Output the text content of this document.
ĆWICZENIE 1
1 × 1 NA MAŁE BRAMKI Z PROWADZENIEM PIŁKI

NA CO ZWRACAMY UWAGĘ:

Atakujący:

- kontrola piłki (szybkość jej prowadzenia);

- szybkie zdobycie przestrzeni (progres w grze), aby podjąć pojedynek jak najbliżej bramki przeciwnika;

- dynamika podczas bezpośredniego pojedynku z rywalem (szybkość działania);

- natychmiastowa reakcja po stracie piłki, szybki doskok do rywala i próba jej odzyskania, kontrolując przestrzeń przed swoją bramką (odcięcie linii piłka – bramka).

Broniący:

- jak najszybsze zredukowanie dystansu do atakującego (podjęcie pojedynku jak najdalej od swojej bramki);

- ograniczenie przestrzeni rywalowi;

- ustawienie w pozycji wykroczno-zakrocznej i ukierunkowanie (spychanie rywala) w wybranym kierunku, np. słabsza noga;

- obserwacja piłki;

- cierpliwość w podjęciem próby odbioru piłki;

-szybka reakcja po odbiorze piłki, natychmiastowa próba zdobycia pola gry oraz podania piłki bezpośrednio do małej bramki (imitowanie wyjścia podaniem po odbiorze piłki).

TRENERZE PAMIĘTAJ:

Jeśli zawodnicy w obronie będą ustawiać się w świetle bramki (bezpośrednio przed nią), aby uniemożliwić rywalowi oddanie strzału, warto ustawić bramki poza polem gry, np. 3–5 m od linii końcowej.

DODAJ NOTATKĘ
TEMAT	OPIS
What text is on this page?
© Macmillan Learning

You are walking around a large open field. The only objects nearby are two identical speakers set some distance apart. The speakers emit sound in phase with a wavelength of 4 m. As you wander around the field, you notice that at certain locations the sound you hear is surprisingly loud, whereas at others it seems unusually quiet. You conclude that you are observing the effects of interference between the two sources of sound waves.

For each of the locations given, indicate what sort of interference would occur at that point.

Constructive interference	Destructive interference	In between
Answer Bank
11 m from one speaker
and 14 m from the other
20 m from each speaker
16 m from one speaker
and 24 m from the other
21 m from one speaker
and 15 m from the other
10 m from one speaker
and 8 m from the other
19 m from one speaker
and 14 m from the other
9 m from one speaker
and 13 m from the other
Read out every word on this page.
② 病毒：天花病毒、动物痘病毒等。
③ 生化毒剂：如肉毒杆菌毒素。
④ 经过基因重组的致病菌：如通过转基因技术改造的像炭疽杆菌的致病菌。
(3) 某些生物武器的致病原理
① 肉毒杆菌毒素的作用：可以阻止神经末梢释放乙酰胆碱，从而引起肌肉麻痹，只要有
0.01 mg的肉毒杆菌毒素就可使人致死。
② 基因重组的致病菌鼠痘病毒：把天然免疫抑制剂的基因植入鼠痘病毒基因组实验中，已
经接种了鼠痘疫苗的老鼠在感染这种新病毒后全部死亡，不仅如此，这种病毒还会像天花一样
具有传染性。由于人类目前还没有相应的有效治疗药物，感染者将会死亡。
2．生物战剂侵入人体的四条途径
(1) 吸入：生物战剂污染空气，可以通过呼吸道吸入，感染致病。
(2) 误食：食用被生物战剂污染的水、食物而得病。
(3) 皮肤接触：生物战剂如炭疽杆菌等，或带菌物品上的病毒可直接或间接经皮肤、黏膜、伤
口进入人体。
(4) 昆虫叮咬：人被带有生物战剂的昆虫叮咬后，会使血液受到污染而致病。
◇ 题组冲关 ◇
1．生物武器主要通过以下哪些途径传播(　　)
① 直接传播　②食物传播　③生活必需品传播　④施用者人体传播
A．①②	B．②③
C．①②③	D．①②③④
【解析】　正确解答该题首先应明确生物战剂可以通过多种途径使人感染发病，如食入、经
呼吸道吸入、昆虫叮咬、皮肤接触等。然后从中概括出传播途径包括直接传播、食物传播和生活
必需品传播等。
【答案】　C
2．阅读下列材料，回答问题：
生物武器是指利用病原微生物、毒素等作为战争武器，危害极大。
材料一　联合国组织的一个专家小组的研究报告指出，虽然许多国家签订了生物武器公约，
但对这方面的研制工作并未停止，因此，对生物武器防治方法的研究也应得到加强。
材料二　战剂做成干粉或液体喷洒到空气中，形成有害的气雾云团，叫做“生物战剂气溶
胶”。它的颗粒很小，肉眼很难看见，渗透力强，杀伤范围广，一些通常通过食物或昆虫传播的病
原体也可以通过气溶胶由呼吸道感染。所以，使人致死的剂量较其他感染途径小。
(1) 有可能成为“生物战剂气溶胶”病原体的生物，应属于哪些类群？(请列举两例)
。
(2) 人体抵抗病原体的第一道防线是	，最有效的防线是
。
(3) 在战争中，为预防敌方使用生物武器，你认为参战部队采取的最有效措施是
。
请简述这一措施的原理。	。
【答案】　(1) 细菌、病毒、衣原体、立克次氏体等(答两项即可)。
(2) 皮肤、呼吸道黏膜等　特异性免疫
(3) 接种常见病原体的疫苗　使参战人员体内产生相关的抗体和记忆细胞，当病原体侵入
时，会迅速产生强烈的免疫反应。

_ _ _ _

▶ **Written instruction**: In the records above, locate each line with the word "szybkość". Copy all such lines.

▶ **Result of the task**:
- kontrola piłki (szybkość jej prowadzenia);
- dynamika podczas bezpośredniego pojedynku z rywalem (szybkość działania);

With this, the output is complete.